◆ Aim of the exercise: Restate the material word for word and leave out anything that is a picture.

-------- Records

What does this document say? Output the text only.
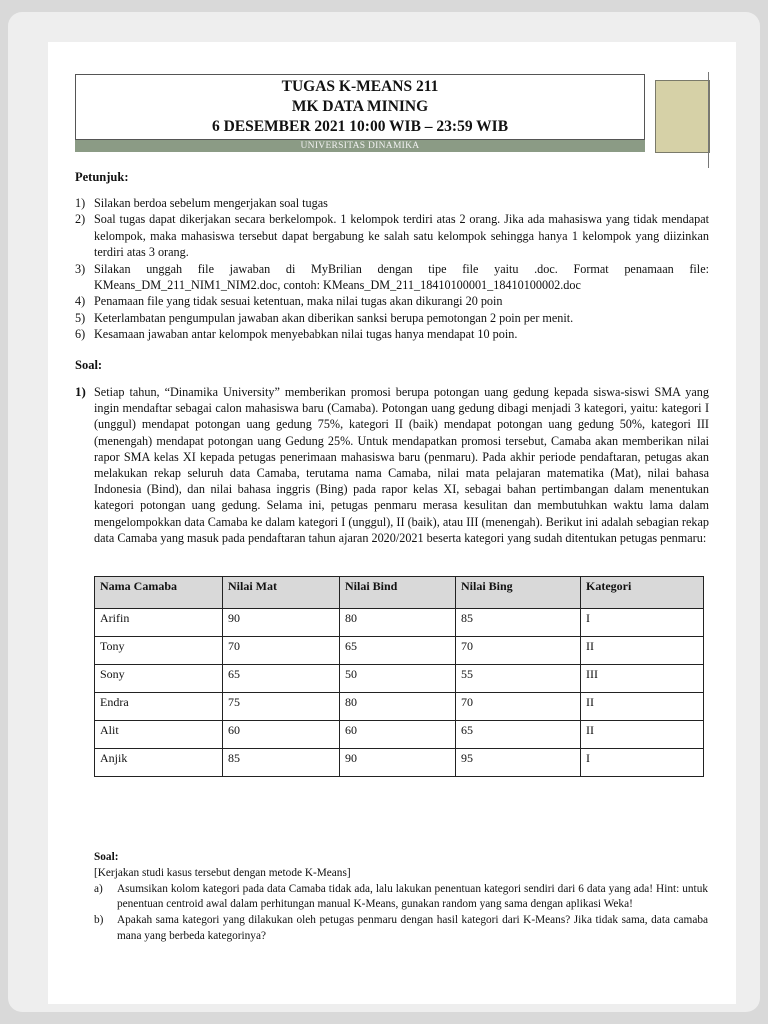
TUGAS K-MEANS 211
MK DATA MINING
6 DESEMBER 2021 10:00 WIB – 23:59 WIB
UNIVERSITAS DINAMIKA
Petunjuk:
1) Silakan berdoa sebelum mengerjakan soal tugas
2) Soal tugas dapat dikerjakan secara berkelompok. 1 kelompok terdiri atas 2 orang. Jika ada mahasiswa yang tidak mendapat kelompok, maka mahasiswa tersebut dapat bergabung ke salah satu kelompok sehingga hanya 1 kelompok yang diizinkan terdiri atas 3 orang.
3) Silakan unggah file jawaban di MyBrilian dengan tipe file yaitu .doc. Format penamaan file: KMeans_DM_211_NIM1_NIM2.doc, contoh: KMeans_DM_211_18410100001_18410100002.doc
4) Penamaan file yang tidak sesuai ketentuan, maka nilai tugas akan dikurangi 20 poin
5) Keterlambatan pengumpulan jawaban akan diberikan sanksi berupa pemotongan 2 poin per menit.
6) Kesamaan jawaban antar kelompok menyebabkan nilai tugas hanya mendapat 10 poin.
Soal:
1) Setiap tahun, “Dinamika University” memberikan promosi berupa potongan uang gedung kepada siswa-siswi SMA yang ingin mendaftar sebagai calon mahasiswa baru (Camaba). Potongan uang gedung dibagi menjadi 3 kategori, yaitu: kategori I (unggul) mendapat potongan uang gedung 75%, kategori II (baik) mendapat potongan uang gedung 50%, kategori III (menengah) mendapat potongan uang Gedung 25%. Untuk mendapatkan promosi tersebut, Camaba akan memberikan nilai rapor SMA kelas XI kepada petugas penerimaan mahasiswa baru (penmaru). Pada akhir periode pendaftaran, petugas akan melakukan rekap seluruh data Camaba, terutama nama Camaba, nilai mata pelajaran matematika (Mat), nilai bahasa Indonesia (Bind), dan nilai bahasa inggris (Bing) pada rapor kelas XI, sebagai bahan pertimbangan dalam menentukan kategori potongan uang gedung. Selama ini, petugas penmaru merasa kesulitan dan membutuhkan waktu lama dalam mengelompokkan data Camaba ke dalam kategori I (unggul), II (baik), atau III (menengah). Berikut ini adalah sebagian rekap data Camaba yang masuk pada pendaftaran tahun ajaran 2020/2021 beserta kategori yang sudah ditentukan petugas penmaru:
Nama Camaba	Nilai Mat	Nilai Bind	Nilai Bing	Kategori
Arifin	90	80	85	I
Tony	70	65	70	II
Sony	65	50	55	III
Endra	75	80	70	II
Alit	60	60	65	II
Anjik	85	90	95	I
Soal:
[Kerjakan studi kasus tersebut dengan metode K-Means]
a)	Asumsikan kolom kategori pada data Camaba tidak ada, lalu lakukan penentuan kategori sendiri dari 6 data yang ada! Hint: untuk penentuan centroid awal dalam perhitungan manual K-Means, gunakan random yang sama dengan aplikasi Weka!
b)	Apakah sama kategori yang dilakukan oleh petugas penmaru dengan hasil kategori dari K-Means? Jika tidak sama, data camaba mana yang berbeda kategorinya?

----------------

◆ Exercise response:
What does this document say? Output the text only.
TUGAS K-MEANS 211
MK DATA MINING
6 DESEMBER 2021 10:00 WIB – 23:59 WIB
UNIVERSITAS DINAMIKA
Petunjuk:
1) Silakan berdoa sebelum mengerjakan soal tugas
2) Soal tugas dapat dikerjakan secara berkelompok. 1 kelompok terdiri atas 2 orang. Jika ada mahasiswa yang tidak mendapat kelompok, maka mahasiswa tersebut dapat bergabung ke salah satu kelompok sehingga hanya 1 kelompok yang diizinkan terdiri atas 3 orang.
3) Silakan unggah file jawaban di MyBrilian dengan tipe file yaitu .doc. Format penamaan file: KMeans_DM_211_NIM1_NIM2.doc, contoh: KMeans_DM_211_18410100001_18410100002.doc
4) Penamaan file yang tidak sesuai ketentuan, maka nilai tugas akan dikurangi 20 poin
5) Keterlambatan pengumpulan jawaban akan diberikan sanksi berupa pemotongan 2 poin per menit.
6) Kesamaan jawaban antar kelompok menyebabkan nilai tugas hanya mendapat 10 poin.
Soal:
1) Setiap tahun, “Dinamika University” memberikan promosi berupa potongan uang gedung kepada siswa-siswi SMA yang ingin mendaftar sebagai calon mahasiswa baru (Camaba). Potongan uang gedung dibagi menjadi 3 kategori, yaitu: kategori I (unggul) mendapat potongan uang gedung 75%, kategori II (baik) mendapat potongan uang gedung 50%, kategori III (menengah) mendapat potongan uang Gedung 25%. Untuk mendapatkan promosi tersebut, Camaba akan memberikan nilai rapor SMA kelas XI kepada petugas penerimaan mahasiswa baru (penmaru). Pada akhir periode pendaftaran, petugas akan melakukan rekap seluruh data Camaba, terutama nama Camaba, nilai mata pelajaran matematika (Mat), nilai bahasa Indonesia (Bind), dan nilai bahasa inggris (Bing) pada rapor kelas XI, sebagai bahan pertimbangan dalam menentukan kategori potongan uang gedung. Selama ini, petugas penmaru merasa kesulitan dan membutuhkan waktu lama dalam mengelompokkan data Camaba ke dalam kategori I (unggul), II (baik), atau III (menengah). Berikut ini adalah sebagian rekap data Camaba yang masuk pada pendaftaran tahun ajaran 2020/2021 beserta kategori yang sudah ditentukan petugas penmaru:
Nama Camaba	Nilai Mat	Nilai Bind	Nilai Bing	Kategori
Arifin	90	80	85	I
Tony	70	65	70	II
Sony	65	50	55	III
Endra	75	80	70	II
Alit	60	60	65	II
Anjik	85	90	95	I
Soal:
[Kerjakan studi kasus tersebut dengan metode K-Means]
a)	Asumsikan kolom kategori pada data Camaba tidak ada, lalu lakukan penentuan kategori sendiri dari 6 data yang ada! Hint: untuk penentuan centroid awal dalam perhitungan manual K-Means, gunakan random yang sama dengan aplikasi Weka!
b)	Apakah sama kategori yang dilakukan oleh petugas penmaru dengan hasil kategori dari K-Means? Jika tidak sama, data camaba mana yang berbeda kategorinya?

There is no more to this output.